EXERCISE DESCRIPTION –
Search the data below for the word "gigas" and copy each line that holds it.

DATA ROWS –
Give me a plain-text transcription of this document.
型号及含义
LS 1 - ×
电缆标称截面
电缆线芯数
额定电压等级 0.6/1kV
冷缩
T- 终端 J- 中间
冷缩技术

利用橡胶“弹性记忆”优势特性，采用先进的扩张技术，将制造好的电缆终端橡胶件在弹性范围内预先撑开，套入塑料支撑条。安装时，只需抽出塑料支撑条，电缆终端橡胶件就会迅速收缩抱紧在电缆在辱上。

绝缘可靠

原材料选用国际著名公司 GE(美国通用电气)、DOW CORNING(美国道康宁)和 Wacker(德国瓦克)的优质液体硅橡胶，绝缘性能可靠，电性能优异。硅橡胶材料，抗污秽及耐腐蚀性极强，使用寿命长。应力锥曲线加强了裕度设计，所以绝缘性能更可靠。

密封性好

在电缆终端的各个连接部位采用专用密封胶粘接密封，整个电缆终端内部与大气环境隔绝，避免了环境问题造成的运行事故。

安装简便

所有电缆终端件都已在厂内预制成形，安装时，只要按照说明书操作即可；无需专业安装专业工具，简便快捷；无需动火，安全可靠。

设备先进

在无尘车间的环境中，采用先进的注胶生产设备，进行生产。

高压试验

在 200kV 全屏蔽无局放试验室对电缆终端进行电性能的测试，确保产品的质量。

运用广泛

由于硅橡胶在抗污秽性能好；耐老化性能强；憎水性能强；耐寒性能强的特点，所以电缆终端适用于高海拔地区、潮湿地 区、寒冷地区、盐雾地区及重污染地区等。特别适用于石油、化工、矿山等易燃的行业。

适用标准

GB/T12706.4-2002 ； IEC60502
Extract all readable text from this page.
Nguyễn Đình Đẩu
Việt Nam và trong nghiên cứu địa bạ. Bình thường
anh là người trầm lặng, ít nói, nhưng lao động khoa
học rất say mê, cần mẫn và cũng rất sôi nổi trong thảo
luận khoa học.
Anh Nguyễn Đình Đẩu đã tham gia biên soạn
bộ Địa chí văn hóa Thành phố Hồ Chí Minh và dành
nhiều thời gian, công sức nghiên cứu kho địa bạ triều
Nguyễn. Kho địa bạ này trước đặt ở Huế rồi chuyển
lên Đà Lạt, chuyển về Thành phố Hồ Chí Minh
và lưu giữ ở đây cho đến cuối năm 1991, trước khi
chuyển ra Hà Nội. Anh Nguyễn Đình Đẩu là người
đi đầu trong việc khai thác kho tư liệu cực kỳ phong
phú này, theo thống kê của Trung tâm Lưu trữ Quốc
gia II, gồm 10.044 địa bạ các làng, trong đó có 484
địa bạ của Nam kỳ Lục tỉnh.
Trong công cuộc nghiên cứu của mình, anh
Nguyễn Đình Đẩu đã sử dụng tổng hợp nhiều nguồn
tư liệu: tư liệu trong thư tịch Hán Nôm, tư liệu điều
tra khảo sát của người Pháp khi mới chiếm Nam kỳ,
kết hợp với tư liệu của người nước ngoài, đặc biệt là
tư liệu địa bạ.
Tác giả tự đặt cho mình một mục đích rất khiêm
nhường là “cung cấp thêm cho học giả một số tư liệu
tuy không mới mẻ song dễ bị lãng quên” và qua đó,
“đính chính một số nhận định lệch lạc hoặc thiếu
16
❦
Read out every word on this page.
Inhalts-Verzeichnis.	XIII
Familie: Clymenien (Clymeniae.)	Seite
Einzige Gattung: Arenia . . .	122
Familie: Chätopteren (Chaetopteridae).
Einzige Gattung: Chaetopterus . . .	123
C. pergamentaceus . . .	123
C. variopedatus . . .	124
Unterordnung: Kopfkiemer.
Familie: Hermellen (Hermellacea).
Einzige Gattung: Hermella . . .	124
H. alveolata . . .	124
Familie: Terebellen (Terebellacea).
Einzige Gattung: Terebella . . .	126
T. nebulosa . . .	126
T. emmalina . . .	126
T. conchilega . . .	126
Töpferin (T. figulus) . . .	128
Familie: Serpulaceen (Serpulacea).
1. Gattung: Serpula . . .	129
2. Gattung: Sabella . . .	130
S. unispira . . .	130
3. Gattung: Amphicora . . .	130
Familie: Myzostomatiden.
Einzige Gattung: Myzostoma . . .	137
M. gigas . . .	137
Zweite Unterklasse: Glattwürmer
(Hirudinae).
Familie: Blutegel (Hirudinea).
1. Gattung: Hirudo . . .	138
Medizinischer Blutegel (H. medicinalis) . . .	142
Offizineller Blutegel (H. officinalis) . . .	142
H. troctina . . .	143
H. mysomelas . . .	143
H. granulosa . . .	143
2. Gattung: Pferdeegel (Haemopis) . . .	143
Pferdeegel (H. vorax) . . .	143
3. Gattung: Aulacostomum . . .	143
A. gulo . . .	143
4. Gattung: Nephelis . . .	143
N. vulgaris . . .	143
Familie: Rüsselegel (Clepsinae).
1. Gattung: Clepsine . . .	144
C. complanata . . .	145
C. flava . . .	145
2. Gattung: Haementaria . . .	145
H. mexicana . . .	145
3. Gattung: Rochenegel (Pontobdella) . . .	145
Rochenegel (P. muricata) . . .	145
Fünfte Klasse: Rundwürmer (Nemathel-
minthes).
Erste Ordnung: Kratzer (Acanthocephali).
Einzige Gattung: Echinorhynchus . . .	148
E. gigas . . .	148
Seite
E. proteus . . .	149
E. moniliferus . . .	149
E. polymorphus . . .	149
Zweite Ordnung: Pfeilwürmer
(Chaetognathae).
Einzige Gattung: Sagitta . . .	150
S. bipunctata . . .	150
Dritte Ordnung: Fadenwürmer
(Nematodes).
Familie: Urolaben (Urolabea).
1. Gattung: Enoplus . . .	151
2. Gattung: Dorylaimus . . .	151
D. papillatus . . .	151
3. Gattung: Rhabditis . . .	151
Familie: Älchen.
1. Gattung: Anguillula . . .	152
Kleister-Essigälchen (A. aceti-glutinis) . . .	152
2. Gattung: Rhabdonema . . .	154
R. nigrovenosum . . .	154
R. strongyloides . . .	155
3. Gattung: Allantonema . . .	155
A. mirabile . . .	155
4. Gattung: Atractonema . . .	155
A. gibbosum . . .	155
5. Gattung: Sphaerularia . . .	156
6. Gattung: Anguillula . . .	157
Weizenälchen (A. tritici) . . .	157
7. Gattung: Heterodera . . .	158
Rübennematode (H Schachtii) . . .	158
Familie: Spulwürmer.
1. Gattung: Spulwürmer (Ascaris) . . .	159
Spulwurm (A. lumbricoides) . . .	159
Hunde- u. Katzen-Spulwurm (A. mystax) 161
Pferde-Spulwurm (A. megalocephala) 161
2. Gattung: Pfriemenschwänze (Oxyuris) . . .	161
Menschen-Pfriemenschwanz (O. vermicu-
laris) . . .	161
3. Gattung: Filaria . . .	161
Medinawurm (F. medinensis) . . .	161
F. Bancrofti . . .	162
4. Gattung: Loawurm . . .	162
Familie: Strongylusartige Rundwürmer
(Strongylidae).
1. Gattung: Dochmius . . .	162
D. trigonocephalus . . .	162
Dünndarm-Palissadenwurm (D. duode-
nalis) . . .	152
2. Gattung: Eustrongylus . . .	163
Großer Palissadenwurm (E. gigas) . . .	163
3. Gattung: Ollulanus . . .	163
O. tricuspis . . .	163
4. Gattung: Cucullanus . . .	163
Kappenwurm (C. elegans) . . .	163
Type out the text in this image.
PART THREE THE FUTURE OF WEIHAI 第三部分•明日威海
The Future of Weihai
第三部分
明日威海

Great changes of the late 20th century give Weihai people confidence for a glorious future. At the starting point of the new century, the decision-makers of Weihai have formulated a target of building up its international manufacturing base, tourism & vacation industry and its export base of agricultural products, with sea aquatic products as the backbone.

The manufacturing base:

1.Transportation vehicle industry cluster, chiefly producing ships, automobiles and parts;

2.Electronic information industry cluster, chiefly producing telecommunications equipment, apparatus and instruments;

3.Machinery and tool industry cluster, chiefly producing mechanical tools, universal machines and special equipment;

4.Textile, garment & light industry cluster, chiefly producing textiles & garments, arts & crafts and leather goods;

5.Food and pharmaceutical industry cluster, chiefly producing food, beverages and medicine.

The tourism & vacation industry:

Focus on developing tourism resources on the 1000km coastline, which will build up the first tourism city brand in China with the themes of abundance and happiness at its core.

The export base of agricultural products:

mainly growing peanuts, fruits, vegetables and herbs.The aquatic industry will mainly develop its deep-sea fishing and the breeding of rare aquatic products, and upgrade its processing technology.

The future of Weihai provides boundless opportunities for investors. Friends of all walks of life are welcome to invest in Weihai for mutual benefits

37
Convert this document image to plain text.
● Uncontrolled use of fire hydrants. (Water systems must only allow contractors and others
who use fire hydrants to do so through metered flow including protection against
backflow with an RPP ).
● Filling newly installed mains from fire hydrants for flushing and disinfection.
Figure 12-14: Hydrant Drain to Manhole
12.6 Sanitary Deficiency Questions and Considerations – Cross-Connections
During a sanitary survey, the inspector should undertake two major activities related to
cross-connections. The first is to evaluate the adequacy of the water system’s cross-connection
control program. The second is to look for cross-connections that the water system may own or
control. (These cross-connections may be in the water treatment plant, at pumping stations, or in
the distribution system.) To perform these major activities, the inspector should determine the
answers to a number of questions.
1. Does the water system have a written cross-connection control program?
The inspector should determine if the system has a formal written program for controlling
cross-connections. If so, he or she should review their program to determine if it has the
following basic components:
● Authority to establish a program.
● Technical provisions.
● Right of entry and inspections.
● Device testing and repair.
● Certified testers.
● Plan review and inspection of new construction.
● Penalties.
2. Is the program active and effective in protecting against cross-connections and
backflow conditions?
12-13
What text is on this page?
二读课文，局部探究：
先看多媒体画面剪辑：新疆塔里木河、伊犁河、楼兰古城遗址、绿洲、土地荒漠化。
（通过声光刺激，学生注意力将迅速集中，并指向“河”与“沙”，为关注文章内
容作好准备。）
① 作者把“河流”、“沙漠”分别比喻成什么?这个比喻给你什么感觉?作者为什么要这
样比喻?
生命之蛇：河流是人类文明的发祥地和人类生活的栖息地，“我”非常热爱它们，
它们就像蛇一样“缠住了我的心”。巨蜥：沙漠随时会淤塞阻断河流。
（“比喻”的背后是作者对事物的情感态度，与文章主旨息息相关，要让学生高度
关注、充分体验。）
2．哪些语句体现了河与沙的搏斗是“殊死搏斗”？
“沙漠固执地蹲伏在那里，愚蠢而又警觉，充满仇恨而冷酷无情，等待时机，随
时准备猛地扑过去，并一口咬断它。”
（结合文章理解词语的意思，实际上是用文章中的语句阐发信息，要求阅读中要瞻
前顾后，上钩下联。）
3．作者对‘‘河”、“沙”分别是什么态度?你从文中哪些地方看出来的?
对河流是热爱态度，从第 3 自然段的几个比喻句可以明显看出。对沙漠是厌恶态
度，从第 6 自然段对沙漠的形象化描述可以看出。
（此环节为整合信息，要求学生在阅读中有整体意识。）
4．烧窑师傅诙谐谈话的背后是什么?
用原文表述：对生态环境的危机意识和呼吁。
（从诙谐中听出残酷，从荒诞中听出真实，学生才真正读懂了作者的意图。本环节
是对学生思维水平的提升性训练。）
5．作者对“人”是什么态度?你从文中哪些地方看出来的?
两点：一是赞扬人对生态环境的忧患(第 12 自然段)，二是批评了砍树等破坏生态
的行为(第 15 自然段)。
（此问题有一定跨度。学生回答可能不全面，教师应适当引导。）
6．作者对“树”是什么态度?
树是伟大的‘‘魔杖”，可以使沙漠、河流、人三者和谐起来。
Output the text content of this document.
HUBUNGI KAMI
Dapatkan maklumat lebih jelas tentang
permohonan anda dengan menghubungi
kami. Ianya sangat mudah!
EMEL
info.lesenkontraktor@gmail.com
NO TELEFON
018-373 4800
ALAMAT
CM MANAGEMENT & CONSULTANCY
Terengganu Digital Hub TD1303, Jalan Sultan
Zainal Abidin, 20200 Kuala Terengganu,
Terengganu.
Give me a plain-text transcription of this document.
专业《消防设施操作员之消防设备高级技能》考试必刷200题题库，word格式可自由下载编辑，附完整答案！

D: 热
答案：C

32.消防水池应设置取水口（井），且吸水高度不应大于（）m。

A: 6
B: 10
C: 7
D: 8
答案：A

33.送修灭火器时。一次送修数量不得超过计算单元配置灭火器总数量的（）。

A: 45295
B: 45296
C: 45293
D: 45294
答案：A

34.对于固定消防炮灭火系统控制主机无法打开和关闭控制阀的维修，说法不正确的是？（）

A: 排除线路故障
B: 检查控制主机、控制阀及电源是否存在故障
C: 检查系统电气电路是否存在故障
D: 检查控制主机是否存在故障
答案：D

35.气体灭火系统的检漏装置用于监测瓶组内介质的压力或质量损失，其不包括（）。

OUTPUT FOR THIS TASK –
M. gigas . . .	137
E. gigas . . .	148
Großer Palissadenwurm (E. gigas) . . .	163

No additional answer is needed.